Please retype the data in full and exactly; the pictures are not part of the copy.
::: Records for processing
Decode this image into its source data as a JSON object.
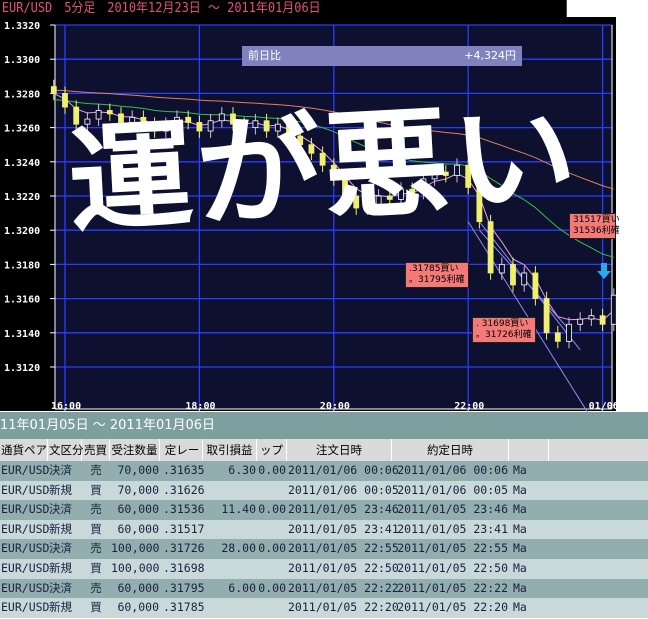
{
  "header": {
    "title": "EUR/USD　5分足　2010年12月23日 ～ 2011年01月06日"
  },
  "compare": {
    "label": "前日比",
    "value": "+4,324円"
  },
  "graffiti": "運が悪い",
  "callouts": [
    {
      "line1": ".31785買い",
      "line2": "。31795利確"
    },
    {
      "line1": ". 31698買い",
      "line2": "。31726利確"
    },
    {
      "line1": "31517買い",
      "line2": "31536利確"
    }
  ],
  "colors": {
    "background": "#0e1030",
    "grid": "#2a3cff",
    "bear": "#f0f070",
    "bull": "#ffffff",
    "ma_short": "#e79ee0",
    "ma_mid": "#3bbf3b",
    "ma_long": "#e0805a",
    "trendline": "#8c8ef0",
    "signal_arrow": "#29a9f0",
    "title_text": "#e0507f"
  },
  "chart_data": {
    "type": "candlestick",
    "ylim": [
      1.311,
      1.332
    ],
    "y_ticks": [
      "1.3320",
      "1.3300",
      "1.3280",
      "1.3260",
      "1.3240",
      "1.3220",
      "1.3200",
      "1.3180",
      "1.3160",
      "1.3140",
      "1.3120"
    ],
    "x_ticks": [
      "16:00",
      "18:00",
      "20:00",
      "22:00",
      "01/06"
    ],
    "times": [
      "15:50",
      "16:00",
      "16:10",
      "16:20",
      "16:30",
      "16:40",
      "16:50",
      "17:00",
      "17:10",
      "17:20",
      "17:30",
      "17:40",
      "17:50",
      "18:00",
      "18:10",
      "18:20",
      "18:30",
      "18:40",
      "18:50",
      "19:00",
      "19:10",
      "19:20",
      "19:30",
      "19:40",
      "19:50",
      "20:00",
      "20:10",
      "20:20",
      "20:30",
      "20:40",
      "20:50",
      "21:00",
      "21:10",
      "21:20",
      "21:30",
      "21:40",
      "21:50",
      "22:00",
      "22:10",
      "22:20",
      "22:30",
      "22:40",
      "22:50",
      "23:00",
      "23:10",
      "23:20",
      "23:30",
      "23:40",
      "23:50",
      "00:00",
      "00:10"
    ],
    "close": [
      1.328,
      1.3272,
      1.3262,
      1.3265,
      1.327,
      1.3268,
      1.3263,
      1.3266,
      1.3262,
      1.3258,
      1.3262,
      1.3266,
      1.3263,
      1.3258,
      1.3264,
      1.3268,
      1.3262,
      1.326,
      1.3264,
      1.3258,
      1.3262,
      1.3255,
      1.325,
      1.3245,
      1.3238,
      1.323,
      1.322,
      1.3213,
      1.3215,
      1.322,
      1.3218,
      1.3224,
      1.3222,
      1.323,
      1.3234,
      1.3232,
      1.3238,
      1.3225,
      1.3205,
      1.3175,
      1.318,
      1.3168,
      1.3175,
      1.316,
      1.314,
      1.3135,
      1.3145,
      1.3148,
      1.315,
      1.3145,
      1.3162
    ]
  },
  "table": {
    "title": "11年01月05日 ～ 2011年01月06日",
    "columns": [
      "通貨ペア",
      "文区分",
      "売買",
      "受注数量",
      "定レー",
      "取引損益",
      "ップ",
      "注文日時",
      "約定日時",
      ""
    ],
    "rows": [
      [
        "EUR/USD",
        "決済",
        "売",
        "70,000",
        ".31635",
        "6.30",
        "0.00",
        "2011/01/06 00:06",
        "2011/01/06 00:06",
        "Ma"
      ],
      [
        "EUR/USD",
        "新規",
        "買",
        "70,000",
        ".31626",
        "",
        "",
        "2011/01/06 00:05",
        "2011/01/06 00:05",
        "Ma"
      ],
      [
        "EUR/USD",
        "決済",
        "売",
        "60,000",
        ".31536",
        "11.40",
        "0.00",
        "2011/01/05 23:46",
        "2011/01/05 23:46",
        "Ma"
      ],
      [
        "EUR/USD",
        "新規",
        "買",
        "60,000",
        ".31517",
        "",
        "",
        "2011/01/05 23:41",
        "2011/01/05 23:41",
        "Ma"
      ],
      [
        "EUR/USD",
        "決済",
        "売",
        "100,000",
        ".31726",
        "28.00",
        "0.00",
        "2011/01/05 22:55",
        "2011/01/05 22:55",
        "Ma"
      ],
      [
        "EUR/USD",
        "新規",
        "買",
        "100,000",
        ".31698",
        "",
        "",
        "2011/01/05 22:50",
        "2011/01/05 22:50",
        "Ma"
      ],
      [
        "EUR/USD",
        "決済",
        "売",
        "60,000",
        ".31795",
        "6.00",
        "0.00",
        "2011/01/05 22:22",
        "2011/01/05 22:22",
        "Ma"
      ],
      [
        "EUR/USD",
        "新規",
        "買",
        "60,000",
        ".31785",
        "",
        "",
        "2011/01/05 22:20",
        "2011/01/05 22:20",
        "Ma"
      ]
    ]
  }
}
::::::
*The answer*
Decode this image into its source data as a JSON object.
{
  "header": {
    "title": "EUR/USD　5分足　2010年12月23日 ～ 2011年01月06日"
  },
  "compare": {
    "label": "前日比",
    "value": "+4,324円"
  },
  "graffiti": "運が悪い",
  "callouts": [
    {
      "line1": ".31785買い",
      "line2": "。31795利確"
    },
    {
      "line1": ". 31698買い",
      "line2": "。31726利確"
    },
    {
      "line1": "31517買い",
      "line2": "31536利確"
    }
  ],
  "colors": {
    "background": "#0e1030",
    "grid": "#2a3cff",
    "bear": "#f0f070",
    "bull": "#ffffff",
    "ma_short": "#e79ee0",
    "ma_mid": "#3bbf3b",
    "ma_long": "#e0805a",
    "trendline": "#8c8ef0",
    "signal_arrow": "#29a9f0",
    "title_text": "#e0507f"
  },
  "chart_data": {
    "type": "candlestick",
    "ylim": [
      1.311,
      1.332
    ],
    "y_ticks": [
      "1.3320",
      "1.3300",
      "1.3280",
      "1.3260",
      "1.3240",
      "1.3220",
      "1.3200",
      "1.3180",
      "1.3160",
      "1.3140",
      "1.3120"
    ],
    "x_ticks": [
      "16:00",
      "18:00",
      "20:00",
      "22:00",
      "01/06"
    ],
    "times": [
      "15:50",
      "16:00",
      "16:10",
      "16:20",
      "16:30",
      "16:40",
      "16:50",
      "17:00",
      "17:10",
      "17:20",
      "17:30",
      "17:40",
      "17:50",
      "18:00",
      "18:10",
      "18:20",
      "18:30",
      "18:40",
      "18:50",
      "19:00",
      "19:10",
      "19:20",
      "19:30",
      "19:40",
      "19:50",
      "20:00",
      "20:10",
      "20:20",
      "20:30",
      "20:40",
      "20:50",
      "21:00",
      "21:10",
      "21:20",
      "21:30",
      "21:40",
      "21:50",
      "22:00",
      "22:10",
      "22:20",
      "22:30",
      "22:40",
      "22:50",
      "23:00",
      "23:10",
      "23:20",
      "23:30",
      "23:40",
      "23:50",
      "00:00",
      "00:10"
    ],
    "close": [
      1.328,
      1.3272,
      1.3262,
      1.3265,
      1.327,
      1.3268,
      1.3263,
      1.3266,
      1.3262,
      1.3258,
      1.3262,
      1.3266,
      1.3263,
      1.3258,
      1.3264,
      1.3268,
      1.3262,
      1.326,
      1.3264,
      1.3258,
      1.3262,
      1.3255,
      1.325,
      1.3245,
      1.3238,
      1.323,
      1.322,
      1.3213,
      1.3215,
      1.322,
      1.3218,
      1.3224,
      1.3222,
      1.323,
      1.3234,
      1.3232,
      1.3238,
      1.3225,
      1.3205,
      1.3175,
      1.318,
      1.3168,
      1.3175,
      1.316,
      1.314,
      1.3135,
      1.3145,
      1.3148,
      1.315,
      1.3145,
      1.3162
    ]
  },
  "table": {
    "title": "11年01月05日 ～ 2011年01月06日",
    "columns": [
      "通貨ペア",
      "文区分",
      "売買",
      "受注数量",
      "定レー",
      "取引損益",
      "ップ",
      "注文日時",
      "約定日時",
      ""
    ],
    "rows": [
      [
        "EUR/USD",
        "決済",
        "売",
        "70,000",
        ".31635",
        "6.30",
        "0.00",
        "2011/01/06 00:06",
        "2011/01/06 00:06",
        "Ma"
      ],
      [
        "EUR/USD",
        "新規",
        "買",
        "70,000",
        ".31626",
        "",
        "",
        "2011/01/06 00:05",
        "2011/01/06 00:05",
        "Ma"
      ],
      [
        "EUR/USD",
        "決済",
        "売",
        "60,000",
        ".31536",
        "11.40",
        "0.00",
        "2011/01/05 23:46",
        "2011/01/05 23:46",
        "Ma"
      ],
      [
        "EUR/USD",
        "新規",
        "買",
        "60,000",
        ".31517",
        "",
        "",
        "2011/01/05 23:41",
        "2011/01/05 23:41",
        "Ma"
      ],
      [
        "EUR/USD",
        "決済",
        "売",
        "100,000",
        ".31726",
        "28.00",
        "0.00",
        "2011/01/05 22:55",
        "2011/01/05 22:55",
        "Ma"
      ],
      [
        "EUR/USD",
        "新規",
        "買",
        "100,000",
        ".31698",
        "",
        "",
        "2011/01/05 22:50",
        "2011/01/05 22:50",
        "Ma"
      ],
      [
        "EUR/USD",
        "決済",
        "売",
        "60,000",
        ".31795",
        "6.00",
        "0.00",
        "2011/01/05 22:22",
        "2011/01/05 22:22",
        "Ma"
      ],
      [
        "EUR/USD",
        "新規",
        "買",
        "60,000",
        ".31785",
        "",
        "",
        "2011/01/05 22:20",
        "2011/01/05 22:20",
        "Ma"
      ]
    ]
  }
}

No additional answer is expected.